* [Excerpt]
▼▼▼
A-G slams Joint List MK accused of terror-sympathizing

The motion to ban Yazbak is expected to be supported by both Prime Minister Benjamin Netanyahu's Likud and his rival former IDF chief of staff Benny Gantz's Blue and White.

Joint List MK Heba Yazbak (Balad) and Attorney-General Dr. Avichai Mandelblit (photo credit: BALAD SPOKESPERSON - MARC ISRAEL SELLEM / JERUSALEM POST)
Joint List MK Heba Yazbak (Balad) and Attorney-General Dr. Avichai Mandelblit
(photo credit: BALAD SPOKESPERSON - MARC ISRAEL SELLEM / JERUSALEM POST)
Attorney-General Avichai Mandelblit demanded on Sunday that Joint List MK Heba Yazbak (Balad) explain her statements that seem to imply her support for violent actions against IDF soldiers.
Balad, the Joint List's anti-Zionist party, supports turning Israel from a Jewish state to a 'state of all its citizens,' and is its only party that did not recommend 
former IDF chief of staff Benny Gantz for prime minister after the September election.
Electoral Committee head Judge Neal Hendel has received several petitions requesting him to ban Yazbak from running in the general election, including petitions claiming that she supports violent struggle against the State of Israel, including attacks on IDF soldiers.
Yazbak, 34, is currently the youngest serving MK.
The head of the High Court of Justice Petitions Department in the State Attorney's Office, Attorney Anar Helman, sent a letter to Yazbak's representatives Sunday evening, demanding that she explain an answer she gave at a Channel 13 interview that could be interpreted as legitimizing terrorist activity.
During the interview, Yazbak was asked whether "reasonable, legitimate resistance to the occupation [of the territories claimed by the Palestinians, occupied by Israel in 1967] includes harming soldiers or the Chief of General Staff?"
The MK answered that "international law itself allows nations living under occupation act for their liberation."
Helman said that the A-G requested MK
 Yazbak's explanation in order to establish a final opinion regarding banning her from running.
▲▲▲
* [Stored rows]
▼▼▼
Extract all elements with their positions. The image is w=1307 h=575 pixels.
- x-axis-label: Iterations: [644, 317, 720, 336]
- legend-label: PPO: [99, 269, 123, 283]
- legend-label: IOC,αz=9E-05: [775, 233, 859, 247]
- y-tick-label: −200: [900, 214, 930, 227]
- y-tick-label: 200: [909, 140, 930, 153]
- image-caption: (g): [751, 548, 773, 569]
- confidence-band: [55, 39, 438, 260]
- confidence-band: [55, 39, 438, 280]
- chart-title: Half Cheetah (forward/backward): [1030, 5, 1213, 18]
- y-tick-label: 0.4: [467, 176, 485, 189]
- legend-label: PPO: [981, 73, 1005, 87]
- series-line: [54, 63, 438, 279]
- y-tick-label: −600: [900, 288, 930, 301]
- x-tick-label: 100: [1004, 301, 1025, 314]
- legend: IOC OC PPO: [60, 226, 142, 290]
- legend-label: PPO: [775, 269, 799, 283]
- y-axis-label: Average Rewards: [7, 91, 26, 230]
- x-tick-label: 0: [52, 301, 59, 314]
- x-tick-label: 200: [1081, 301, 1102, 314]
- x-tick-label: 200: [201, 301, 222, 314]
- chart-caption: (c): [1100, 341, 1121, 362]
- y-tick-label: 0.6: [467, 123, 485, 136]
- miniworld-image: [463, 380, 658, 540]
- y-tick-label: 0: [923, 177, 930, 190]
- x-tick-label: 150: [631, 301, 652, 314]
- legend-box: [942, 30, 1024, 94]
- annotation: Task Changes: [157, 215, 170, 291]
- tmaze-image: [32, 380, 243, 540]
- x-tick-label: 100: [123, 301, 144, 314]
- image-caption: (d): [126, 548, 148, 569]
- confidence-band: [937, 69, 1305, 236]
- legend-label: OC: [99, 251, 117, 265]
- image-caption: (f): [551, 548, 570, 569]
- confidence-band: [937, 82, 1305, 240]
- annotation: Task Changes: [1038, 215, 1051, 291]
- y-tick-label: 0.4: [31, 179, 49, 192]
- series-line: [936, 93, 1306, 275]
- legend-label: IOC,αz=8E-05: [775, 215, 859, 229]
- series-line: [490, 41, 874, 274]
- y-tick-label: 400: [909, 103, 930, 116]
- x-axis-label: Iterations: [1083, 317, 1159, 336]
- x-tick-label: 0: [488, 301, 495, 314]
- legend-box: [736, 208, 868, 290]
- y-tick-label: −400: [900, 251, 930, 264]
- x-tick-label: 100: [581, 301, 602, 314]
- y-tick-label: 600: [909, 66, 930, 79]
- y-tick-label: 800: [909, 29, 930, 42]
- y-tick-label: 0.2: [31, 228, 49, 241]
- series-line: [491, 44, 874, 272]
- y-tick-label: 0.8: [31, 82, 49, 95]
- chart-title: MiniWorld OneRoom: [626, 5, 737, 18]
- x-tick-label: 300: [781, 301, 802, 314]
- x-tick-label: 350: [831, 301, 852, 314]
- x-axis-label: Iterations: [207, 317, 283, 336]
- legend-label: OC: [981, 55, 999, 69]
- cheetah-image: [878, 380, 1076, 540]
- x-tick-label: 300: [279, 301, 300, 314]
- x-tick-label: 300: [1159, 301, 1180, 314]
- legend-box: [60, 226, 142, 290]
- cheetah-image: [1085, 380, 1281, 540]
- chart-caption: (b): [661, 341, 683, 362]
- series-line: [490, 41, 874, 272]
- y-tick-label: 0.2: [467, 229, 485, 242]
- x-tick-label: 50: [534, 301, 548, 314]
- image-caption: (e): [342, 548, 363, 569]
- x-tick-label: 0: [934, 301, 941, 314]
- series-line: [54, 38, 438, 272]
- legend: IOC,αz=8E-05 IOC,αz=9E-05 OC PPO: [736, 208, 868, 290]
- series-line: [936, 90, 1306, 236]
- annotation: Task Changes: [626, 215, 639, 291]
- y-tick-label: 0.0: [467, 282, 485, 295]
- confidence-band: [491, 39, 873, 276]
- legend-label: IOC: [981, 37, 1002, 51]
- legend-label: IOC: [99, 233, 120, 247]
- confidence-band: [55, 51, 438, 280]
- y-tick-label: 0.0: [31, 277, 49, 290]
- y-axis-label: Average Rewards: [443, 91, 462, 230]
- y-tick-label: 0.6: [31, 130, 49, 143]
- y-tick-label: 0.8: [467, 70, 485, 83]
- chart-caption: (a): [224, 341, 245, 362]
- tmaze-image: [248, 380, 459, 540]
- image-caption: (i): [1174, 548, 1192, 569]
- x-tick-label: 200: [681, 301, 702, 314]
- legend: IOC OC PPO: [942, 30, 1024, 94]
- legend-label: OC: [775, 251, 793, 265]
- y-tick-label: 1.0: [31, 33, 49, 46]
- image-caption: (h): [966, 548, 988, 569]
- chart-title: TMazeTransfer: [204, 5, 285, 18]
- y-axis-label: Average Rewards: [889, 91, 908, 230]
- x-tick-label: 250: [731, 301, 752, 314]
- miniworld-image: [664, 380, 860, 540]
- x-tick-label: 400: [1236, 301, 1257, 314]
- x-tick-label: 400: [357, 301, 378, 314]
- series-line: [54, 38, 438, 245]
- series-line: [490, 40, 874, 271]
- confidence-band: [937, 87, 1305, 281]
▲▲▲
* [Your tasks]
1. Translate this sentence from the Yazbak article into Spanish: "Yazbak, 34, is currently the youngest serving MK."
2. Please echo the passage of the Yazbak article starting at "Attorney-General Avichai Mandelblit" and ending at "the September election.".
3. Decide whether each statement agrees with the Yazbak article, answering yes or no and quoting the words that settle it. (a) Yazbak gave an interview on Channel 13. (b) Balad recommended Benny Gantz for prime minister after the September election. (c) The letter to Yazbak's representatives was sent on Sunday morning.

* [The solutions]
1. Yazbak, de 34 años, es actualmente la MK en ejercicio más joven.

2.
Attorney-General Avichai Mandelblit demanded on Sunday that Joint List MK Heba Yazbak (Balad) explain her statements that seem to imply her support for violent actions against IDF soldiers.
Balad, the Joint List's anti-Zionist party, supports turning Israel from a Jewish state to a 'state of all its citizens,' and is its only party that did not recommend 
former IDF chief of staff Benny Gantz for prime minister after the September election.

3.
(a) Yes: "an answer she gave at a Channel 13 interview"
(b) No: "is its only party that did not recommend former IDF chief of staff Benny Gantz for prime minister after the September election"
(c) No: "sent a letter to Yazbak's representatives Sunday evening"